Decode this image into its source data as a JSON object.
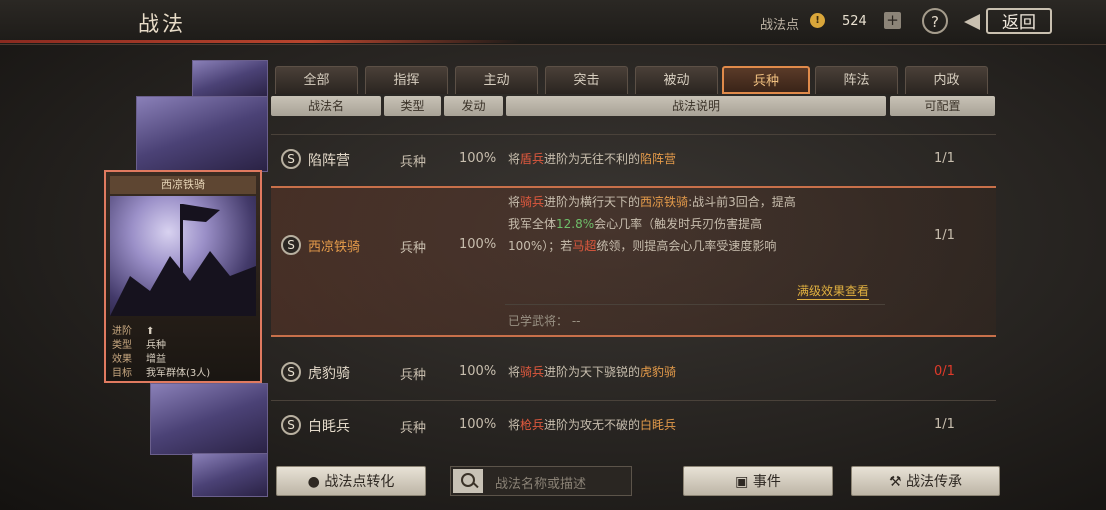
{
  "header": {
    "title": "战法",
    "points_label": "战法点",
    "points_icon_glyph": "!",
    "points_value": "524",
    "add_glyph": "+",
    "help_glyph": "?",
    "back_label": "返回"
  },
  "selected_card": {
    "name": "西凉铁骑",
    "rows": [
      {
        "k": "进阶",
        "v": "⬆"
      },
      {
        "k": "类型",
        "v": "兵种"
      },
      {
        "k": "效果",
        "v": "增益"
      },
      {
        "k": "目标",
        "v": "我军群体(3人)"
      }
    ]
  },
  "tabs": [
    {
      "label": "全部",
      "active": false
    },
    {
      "label": "指挥",
      "active": false
    },
    {
      "label": "主动",
      "active": false
    },
    {
      "label": "突击",
      "active": false
    },
    {
      "label": "被动",
      "active": false
    },
    {
      "label": "兵种",
      "active": true
    },
    {
      "label": "阵法",
      "active": false
    },
    {
      "label": "内政",
      "active": false
    }
  ],
  "columns": {
    "name": "战法名",
    "type": "类型",
    "rate": "发动",
    "desc": "战法说明",
    "cap": "可配置"
  },
  "rows": [
    {
      "grade": "S",
      "name": "陷阵营",
      "type": "兵种",
      "rate": "100%",
      "desc_parts": [
        {
          "t": "将",
          "c": ""
        },
        {
          "t": "盾兵",
          "c": "hl-red"
        },
        {
          "t": "进阶为无往不利的",
          "c": ""
        },
        {
          "t": "陷阵营",
          "c": "hl-orange"
        }
      ],
      "cap": "1/1"
    },
    {
      "grade": "S",
      "name": "西凉铁骑",
      "type": "兵种",
      "rate": "100%",
      "desc_lines": [
        [
          {
            "t": "将",
            "c": ""
          },
          {
            "t": "骑兵",
            "c": "hl-red"
          },
          {
            "t": "进阶为横行天下的",
            "c": ""
          },
          {
            "t": "西凉铁骑",
            "c": "hl-orange"
          },
          {
            "t": ":战斗前3回合，提高",
            "c": ""
          }
        ],
        [
          {
            "t": "我军全体",
            "c": ""
          },
          {
            "t": "12.8%",
            "c": "hl-green"
          },
          {
            "t": "会心几率（触发时兵刃伤害提高",
            "c": ""
          }
        ],
        [
          {
            "t": "100%）；若",
            "c": ""
          },
          {
            "t": "马超",
            "c": "hl-red"
          },
          {
            "t": "统领，则提高会心几率受速度影响",
            "c": ""
          }
        ]
      ],
      "link": "满级效果查看",
      "learned": "已学武将：  --",
      "cap": "1/1"
    },
    {
      "grade": "S",
      "name": "虎豹骑",
      "type": "兵种",
      "rate": "100%",
      "desc_parts": [
        {
          "t": "将",
          "c": ""
        },
        {
          "t": "骑兵",
          "c": "hl-red"
        },
        {
          "t": "进阶为天下骁锐的",
          "c": ""
        },
        {
          "t": "虎豹骑",
          "c": "hl-orange"
        }
      ],
      "cap": "0/1",
      "cap_red": true
    },
    {
      "grade": "S",
      "name": "白眊兵",
      "type": "兵种",
      "rate": "100%",
      "desc_parts": [
        {
          "t": "将",
          "c": ""
        },
        {
          "t": "枪兵",
          "c": "hl-red"
        },
        {
          "t": "进阶为攻无不破的",
          "c": ""
        },
        {
          "t": "白眊兵",
          "c": "hl-orange"
        }
      ],
      "cap": "1/1"
    }
  ],
  "bottom": {
    "convert_label": "战法点转化",
    "search_placeholder": "战法名称或描述",
    "event_label": "事件",
    "inherit_label": "战法传承"
  }
}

* _INSTRUCTIONS FOR THE TASK_
Transcribe all entries above exactly. Drop the pictures.

* _TASK RESULT_
Decode this image into its source data as a JSON object.
{
  "header": {
    "title": "战法",
    "points_label": "战法点",
    "points_icon_glyph": "!",
    "points_value": "524",
    "add_glyph": "+",
    "help_glyph": "?",
    "back_label": "返回"
  },
  "selected_card": {
    "name": "西凉铁骑",
    "rows": [
      {
        "k": "进阶",
        "v": "⬆"
      },
      {
        "k": "类型",
        "v": "兵种"
      },
      {
        "k": "效果",
        "v": "增益"
      },
      {
        "k": "目标",
        "v": "我军群体(3人)"
      }
    ]
  },
  "tabs": [
    {
      "label": "全部",
      "active": false
    },
    {
      "label": "指挥",
      "active": false
    },
    {
      "label": "主动",
      "active": false
    },
    {
      "label": "突击",
      "active": false
    },
    {
      "label": "被动",
      "active": false
    },
    {
      "label": "兵种",
      "active": true
    },
    {
      "label": "阵法",
      "active": false
    },
    {
      "label": "内政",
      "active": false
    }
  ],
  "columns": {
    "name": "战法名",
    "type": "类型",
    "rate": "发动",
    "desc": "战法说明",
    "cap": "可配置"
  },
  "rows": [
    {
      "grade": "S",
      "name": "陷阵营",
      "type": "兵种",
      "rate": "100%",
      "desc_parts": [
        {
          "t": "将",
          "c": ""
        },
        {
          "t": "盾兵",
          "c": "hl-red"
        },
        {
          "t": "进阶为无往不利的",
          "c": ""
        },
        {
          "t": "陷阵营",
          "c": "hl-orange"
        }
      ],
      "cap": "1/1"
    },
    {
      "grade": "S",
      "name": "西凉铁骑",
      "type": "兵种",
      "rate": "100%",
      "desc_lines": [
        [
          {
            "t": "将",
            "c": ""
          },
          {
            "t": "骑兵",
            "c": "hl-red"
          },
          {
            "t": "进阶为横行天下的",
            "c": ""
          },
          {
            "t": "西凉铁骑",
            "c": "hl-orange"
          },
          {
            "t": ":战斗前3回合，提高",
            "c": ""
          }
        ],
        [
          {
            "t": "我军全体",
            "c": ""
          },
          {
            "t": "12.8%",
            "c": "hl-green"
          },
          {
            "t": "会心几率（触发时兵刃伤害提高",
            "c": ""
          }
        ],
        [
          {
            "t": "100%）；若",
            "c": ""
          },
          {
            "t": "马超",
            "c": "hl-red"
          },
          {
            "t": "统领，则提高会心几率受速度影响",
            "c": ""
          }
        ]
      ],
      "link": "满级效果查看",
      "learned": "已学武将：  --",
      "cap": "1/1"
    },
    {
      "grade": "S",
      "name": "虎豹骑",
      "type": "兵种",
      "rate": "100%",
      "desc_parts": [
        {
          "t": "将",
          "c": ""
        },
        {
          "t": "骑兵",
          "c": "hl-red"
        },
        {
          "t": "进阶为天下骁锐的",
          "c": ""
        },
        {
          "t": "虎豹骑",
          "c": "hl-orange"
        }
      ],
      "cap": "0/1",
      "cap_red": true
    },
    {
      "grade": "S",
      "name": "白眊兵",
      "type": "兵种",
      "rate": "100%",
      "desc_parts": [
        {
          "t": "将",
          "c": ""
        },
        {
          "t": "枪兵",
          "c": "hl-red"
        },
        {
          "t": "进阶为攻无不破的",
          "c": ""
        },
        {
          "t": "白眊兵",
          "c": "hl-orange"
        }
      ],
      "cap": "1/1"
    }
  ],
  "bottom": {
    "convert_label": "战法点转化",
    "search_placeholder": "战法名称或描述",
    "event_label": "事件",
    "inherit_label": "战法传承"
  }
}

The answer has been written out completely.